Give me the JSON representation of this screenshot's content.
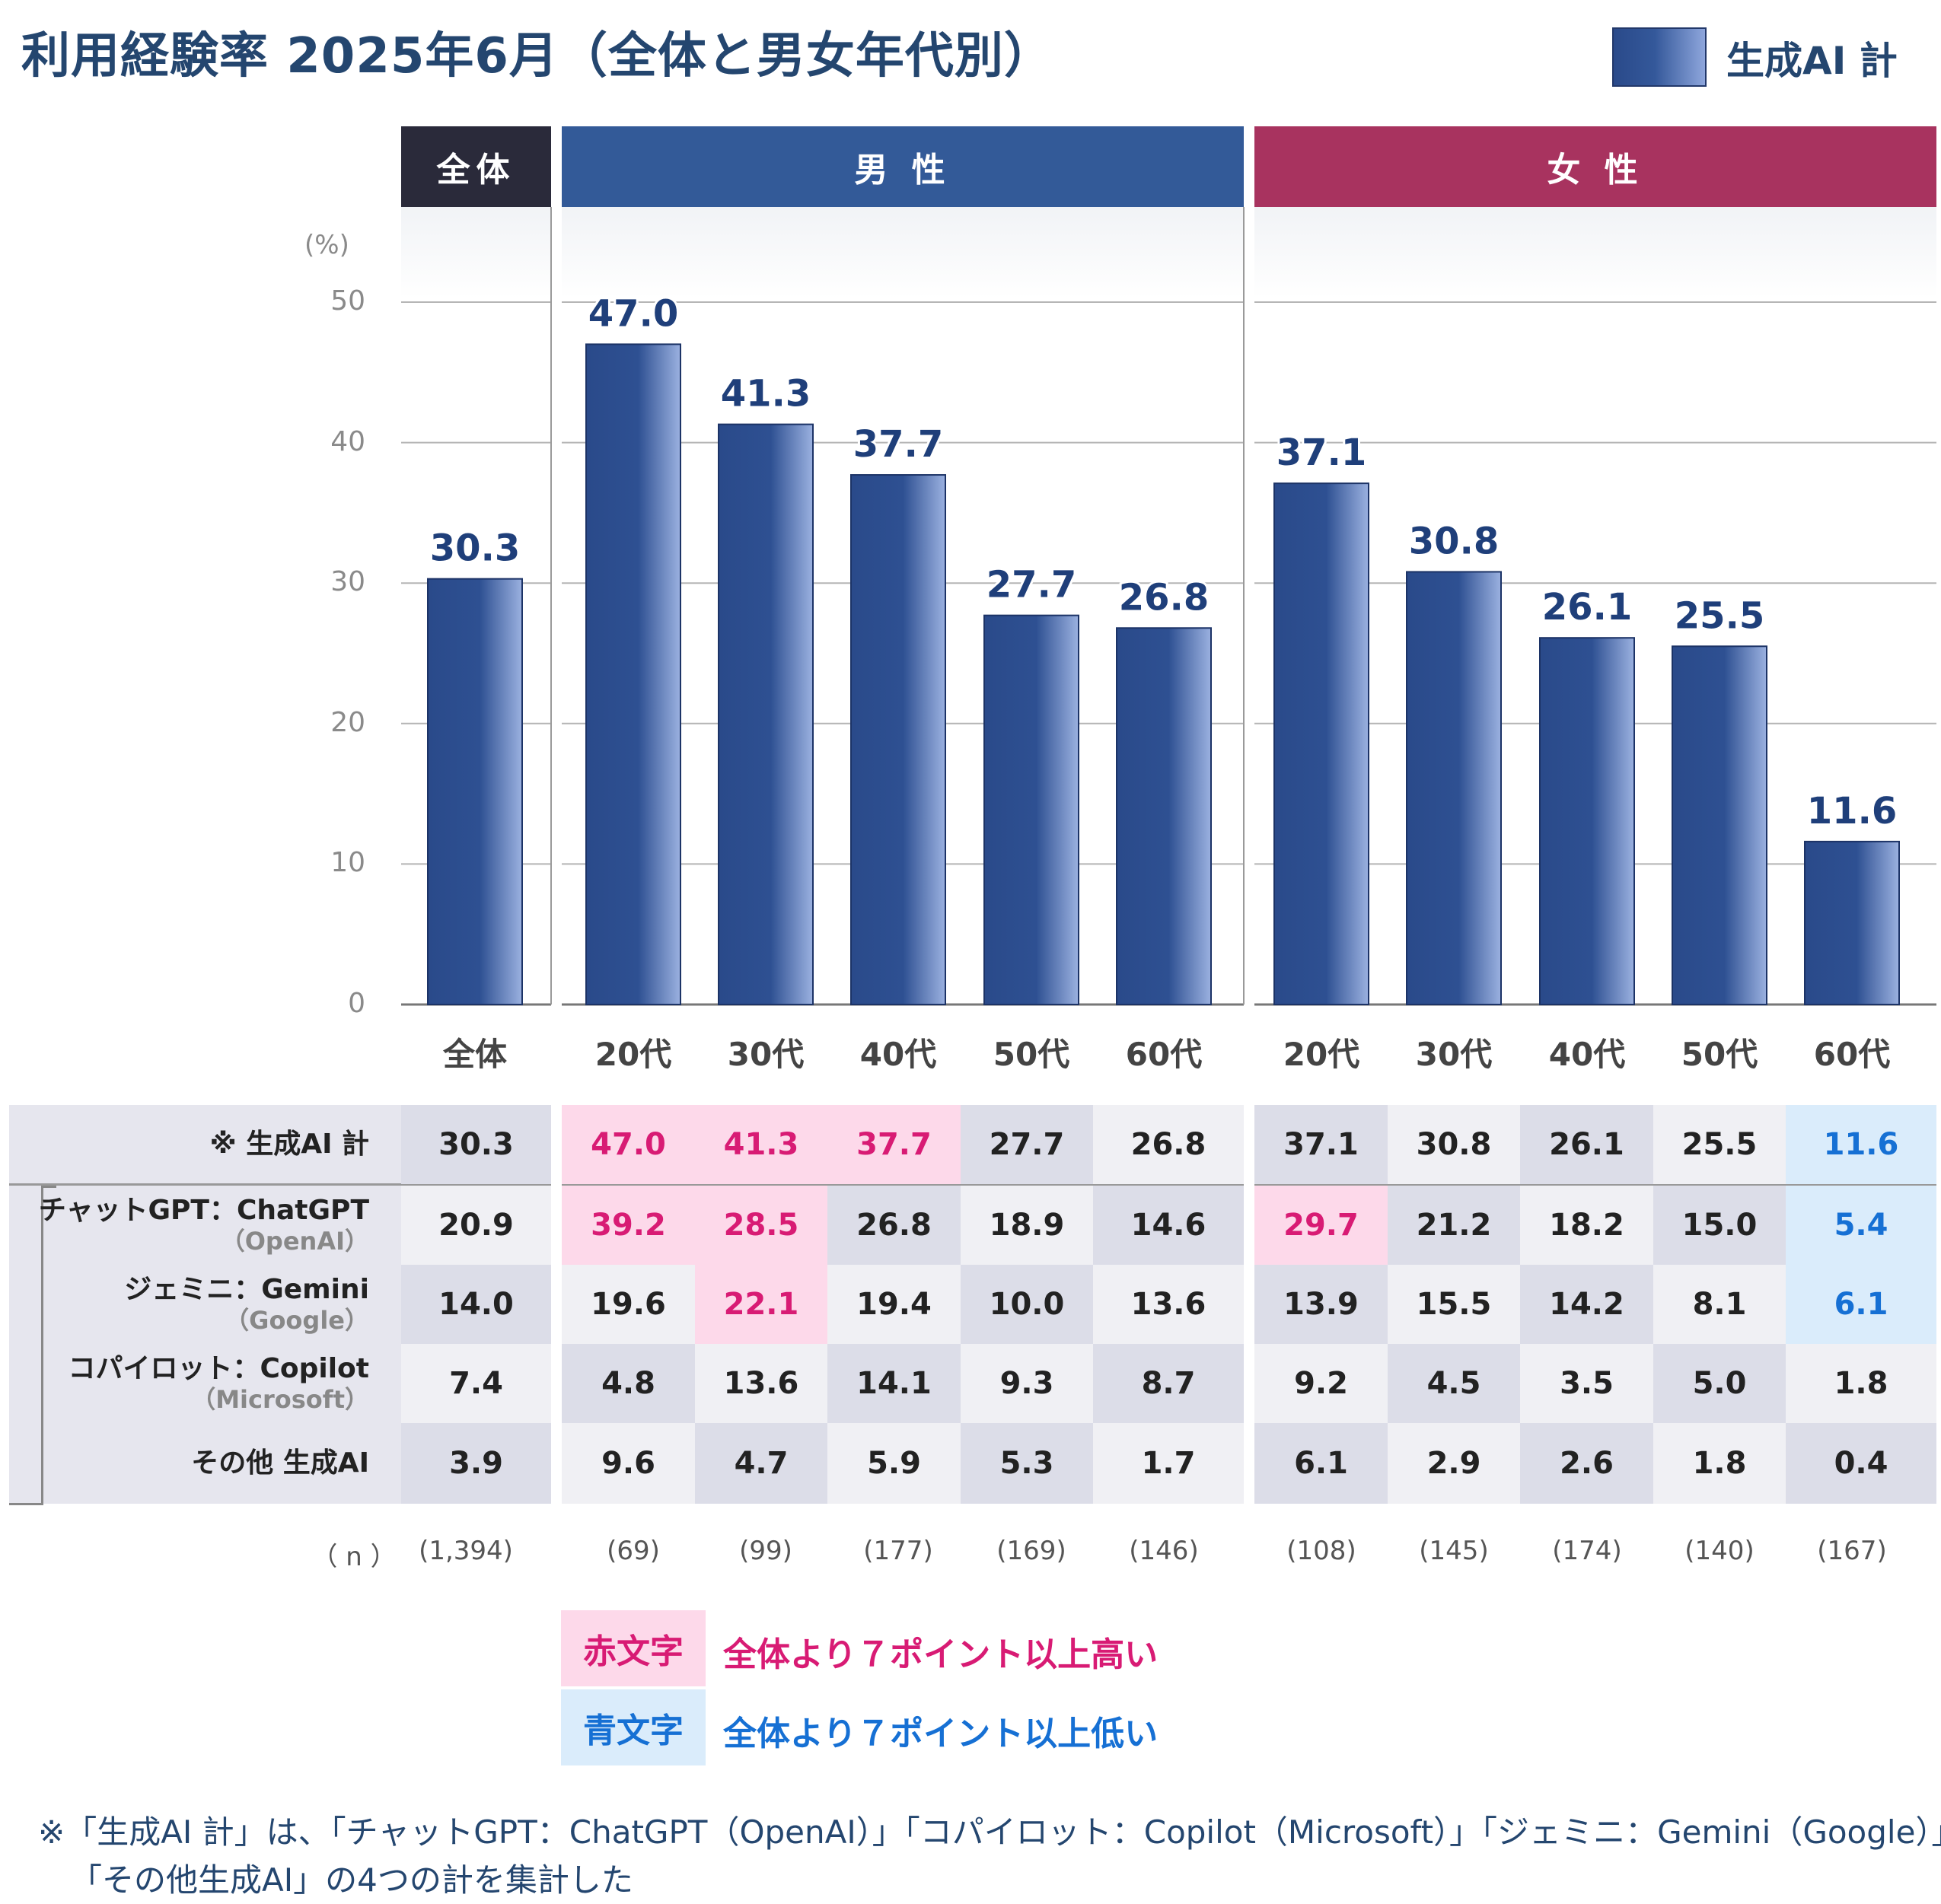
{
  "title": "利用経験率 2025年6月（全体と男女年代別）",
  "legend": {
    "label": "生成AI 計"
  },
  "groups": {
    "all": "全体",
    "male": "男 性",
    "female": "女 性"
  },
  "colors": {
    "all_header": "#2a2a3a",
    "male_header": "#335a98",
    "female_header": "#a8335f",
    "bar_dark": "#2a4a8a",
    "bar_light": "#9bb1e0",
    "label_color": "#1f3f7a",
    "highlight_high": "#fdd9ea",
    "highlight_low": "#daecfb",
    "text_high": "#d81b74",
    "text_low": "#1670d4"
  },
  "chart_data": {
    "type": "bar",
    "title": "利用経験率 2025年6月（全体と男女年代別）",
    "ylabel": "(%)",
    "ylim": [
      0,
      50
    ],
    "yticks": [
      "0",
      "10",
      "20",
      "30",
      "40",
      "50"
    ],
    "categories": [
      "全体",
      "20代",
      "30代",
      "40代",
      "50代",
      "60代",
      "20代",
      "30代",
      "40代",
      "50代",
      "60代"
    ],
    "series": [
      {
        "name": "生成AI 計",
        "values": [
          30.3,
          47.0,
          41.3,
          37.7,
          27.7,
          26.8,
          37.1,
          30.8,
          26.1,
          25.5,
          11.6
        ],
        "labels": [
          "30.3",
          "47.0",
          "41.3",
          "37.7",
          "27.7",
          "26.8",
          "37.1",
          "30.8",
          "26.1",
          "25.5",
          "11.6"
        ]
      }
    ]
  },
  "table": {
    "rows": [
      {
        "label": "※ 生成AI 計",
        "sub": "",
        "values": [
          "30.3",
          "47.0",
          "41.3",
          "37.7",
          "27.7",
          "26.8",
          "37.1",
          "30.8",
          "26.1",
          "25.5",
          "11.6"
        ],
        "flags": [
          "",
          "h",
          "h",
          "h",
          "",
          "",
          "",
          "",
          "",
          "",
          "l"
        ]
      },
      {
        "label": "チャットGPT：ChatGPT",
        "sub": "（OpenAI）",
        "values": [
          "20.9",
          "39.2",
          "28.5",
          "26.8",
          "18.9",
          "14.6",
          "29.7",
          "21.2",
          "18.2",
          "15.0",
          "5.4"
        ],
        "flags": [
          "",
          "h",
          "h",
          "",
          "",
          "",
          "h",
          "",
          "",
          "",
          "l"
        ]
      },
      {
        "label": "ジェミニ：Gemini",
        "sub": "（Google）",
        "values": [
          "14.0",
          "19.6",
          "22.1",
          "19.4",
          "10.0",
          "13.6",
          "13.9",
          "15.5",
          "14.2",
          "8.1",
          "6.1"
        ],
        "flags": [
          "",
          "",
          "h",
          "",
          "",
          "",
          "",
          "",
          "",
          "",
          "l"
        ]
      },
      {
        "label": "コパイロット：Copilot",
        "sub": "（Microsoft）",
        "values": [
          "7.4",
          "4.8",
          "13.6",
          "14.1",
          "9.3",
          "8.7",
          "9.2",
          "4.5",
          "3.5",
          "5.0",
          "1.8"
        ],
        "flags": [
          "",
          "",
          "",
          "",
          "",
          "",
          "",
          "",
          "",
          "",
          ""
        ]
      },
      {
        "label": "その他 生成AI",
        "sub": "",
        "values": [
          "3.9",
          "9.6",
          "4.7",
          "5.9",
          "5.3",
          "1.7",
          "6.1",
          "2.9",
          "2.6",
          "1.8",
          "0.4"
        ],
        "flags": [
          "",
          "",
          "",
          "",
          "",
          "",
          "",
          "",
          "",
          "",
          ""
        ]
      }
    ],
    "n_label": "（ n ）",
    "n_values": [
      "(1,394)",
      "(69)",
      "(99)",
      "(177)",
      "(169)",
      "(146)",
      "(108)",
      "(145)",
      "(174)",
      "(140)",
      "(167)"
    ]
  },
  "legend_notes": {
    "high_box": "赤文字",
    "high_text": "全体より７ポイント以上高い",
    "low_box": "青文字",
    "low_text": "全体より７ポイント以上低い"
  },
  "footnote": {
    "line1": "※「生成AI 計」は、「チャットGPT：ChatGPT（OpenAI）」「コパイロット：Copilot（Microsoft）」「ジェミニ：Gemini（Google）」",
    "line2": "「その他生成AI」の4つの計を集計した"
  }
}
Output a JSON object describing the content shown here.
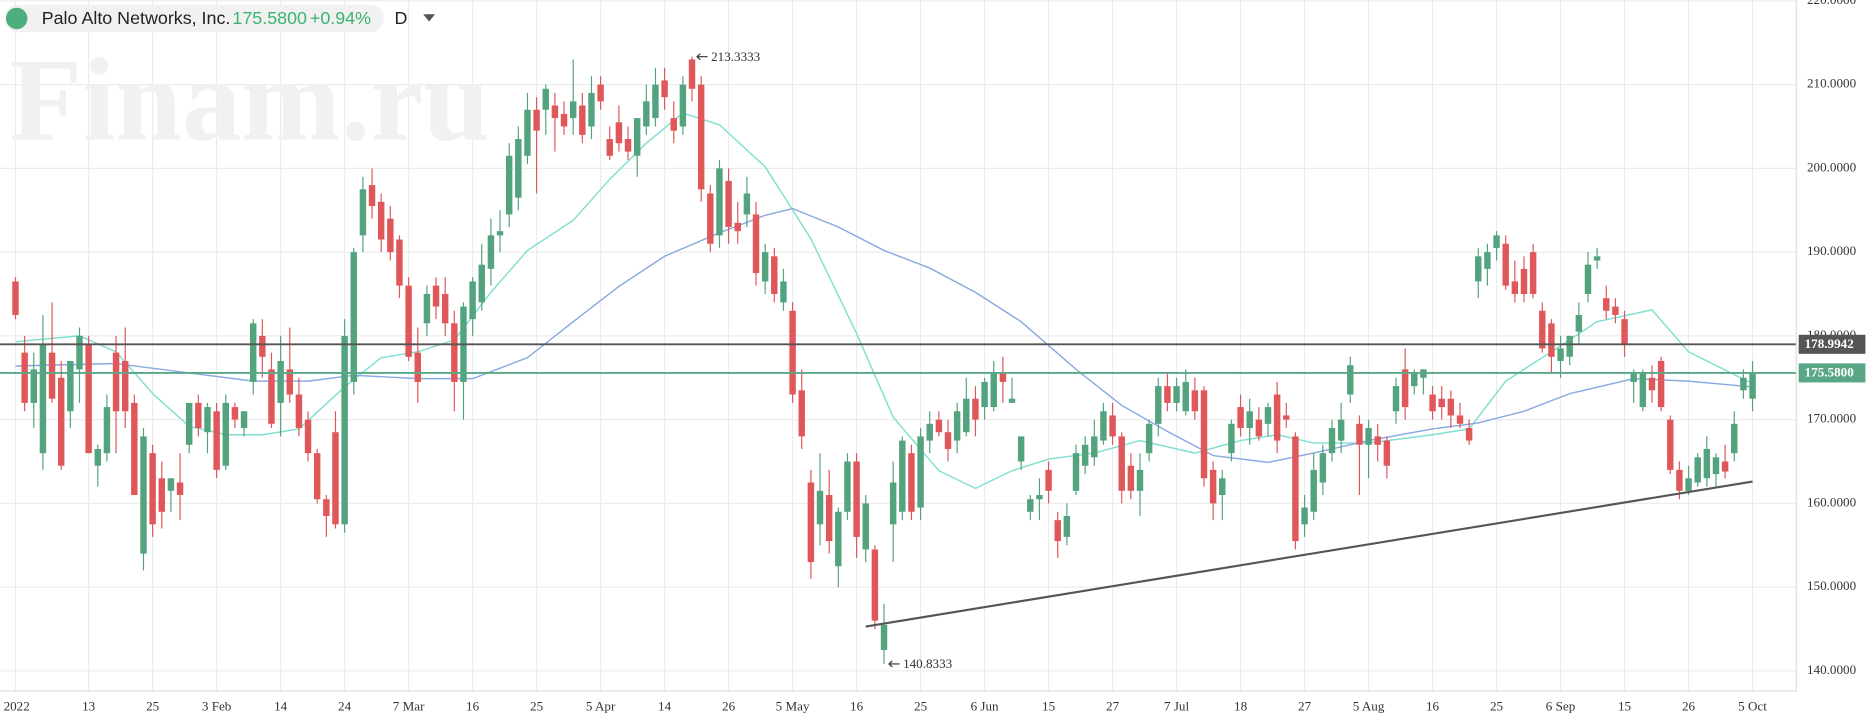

****

- THE EXERCISE:
Transcribe the listing in full and omit the pictures.

- ANSWER IN FULL:
Give me the JSON representation of this screenshot's content.
{
  "title": "利用経験率 2025年6月（全体と男女年代別）",
  "legend": {
    "label": "生成AI 計"
  },
  "groups": {
    "all": "全体",
    "male": "男 性",
    "female": "女 性"
  },
  "colors": {
    "all_header": "#2a2a3a",
    "male_header": "#335a98",
    "female_header": "#a8335f",
    "bar_dark": "#2a4a8a",
    "bar_light": "#9bb1e0",
    "label_color": "#1f3f7a",
    "highlight_high": "#fdd9ea",
    "highlight_low": "#daecfb",
    "text_high": "#d81b74",
    "text_low": "#1670d4"
  },
  "chart_data": {
    "type": "bar",
    "title": "利用経験率 2025年6月（全体と男女年代別）",
    "ylabel": "(%)",
    "ylim": [
      0,
      50
    ],
    "yticks": [
      "0",
      "10",
      "20",
      "30",
      "40",
      "50"
    ],
    "categories": [
      "全体",
      "20代",
      "30代",
      "40代",
      "50代",
      "60代",
      "20代",
      "30代",
      "40代",
      "50代",
      "60代"
    ],
    "series": [
      {
        "name": "生成AI 計",
        "values": [
          30.3,
          47.0,
          41.3,
          37.7,
          27.7,
          26.8,
          37.1,
          30.8,
          26.1,
          25.5,
          11.6
        ],
        "labels": [
          "30.3",
          "47.0",
          "41.3",
          "37.7",
          "27.7",
          "26.8",
          "37.1",
          "30.8",
          "26.1",
          "25.5",
          "11.6"
        ]
      }
    ]
  },
  "table": {
    "rows": [
      {
        "label": "※ 生成AI 計",
        "sub": "",
        "values": [
          "30.3",
          "47.0",
          "41.3",
          "37.7",
          "27.7",
          "26.8",
          "37.1",
          "30.8",
          "26.1",
          "25.5",
          "11.6"
        ],
        "flags": [
          "",
          "h",
          "h",
          "h",
          "",
          "",
          "",
          "",
          "",
          "",
          "l"
        ]
      },
      {
        "label": "チャットGPT：ChatGPT",
        "sub": "（OpenAI）",
        "values": [
          "20.9",
          "39.2",
          "28.5",
          "26.8",
          "18.9",
          "14.6",
          "29.7",
          "21.2",
          "18.2",
          "15.0",
          "5.4"
        ],
        "flags": [
          "",
          "h",
          "h",
          "",
          "",
          "",
          "h",
          "",
          "",
          "",
          "l"
        ]
      },
      {
        "label": "ジェミニ：Gemini",
        "sub": "（Google）",
        "values": [
          "14.0",
          "19.6",
          "22.1",
          "19.4",
          "10.0",
          "13.6",
          "13.9",
          "15.5",
          "14.2",
          "8.1",
          "6.1"
        ],
        "flags": [
          "",
          "",
          "h",
          "",
          "",
          "",
          "",
          "",
          "",
          "",
          "l"
        ]
      },
      {
        "label": "コパイロット：Copilot",
        "sub": "（Microsoft）",
        "values": [
          "7.4",
          "4.8",
          "13.6",
          "14.1",
          "9.3",
          "8.7",
          "9.2",
          "4.5",
          "3.5",
          "5.0",
          "1.8"
        ],
        "flags": [
          "",
          "",
          "",
          "",
          "",
          "",
          "",
          "",
          "",
          "",
          ""
        ]
      },
      {
        "label": "その他 生成AI",
        "sub": "",
        "values": [
          "3.9",
          "9.6",
          "4.7",
          "5.9",
          "5.3",
          "1.7",
          "6.1",
          "2.9",
          "2.6",
          "1.8",
          "0.4"
        ],
        "flags": [
          "",
          "",
          "",
          "",
          "",
          "",
          "",
          "",
          "",
          "",
          ""
        ]
      }
    ],
    "n_label": "（ n ）",
    "n_values": [
      "(1,394)",
      "(69)",
      "(99)",
      "(177)",
      "(169)",
      "(146)",
      "(108)",
      "(145)",
      "(174)",
      "(140)",
      "(167)"
    ]
  },
  "legend_notes": {
    "high_box": "赤文字",
    "high_text": "全体より７ポイント以上高い",
    "low_box": "青文字",
    "low_text": "全体より７ポイント以上低い"
  },
  "footnote": {
    "line1": "※「生成AI 計」は、「チャットGPT：ChatGPT（OpenAI）」「コパイロット：Copilot（Microsoft）」「ジェミニ：Gemini（Google）」",
    "line2": "「その他生成AI」の4つの計を集計した"
  }
}
Output a JSON object describing the content shown here.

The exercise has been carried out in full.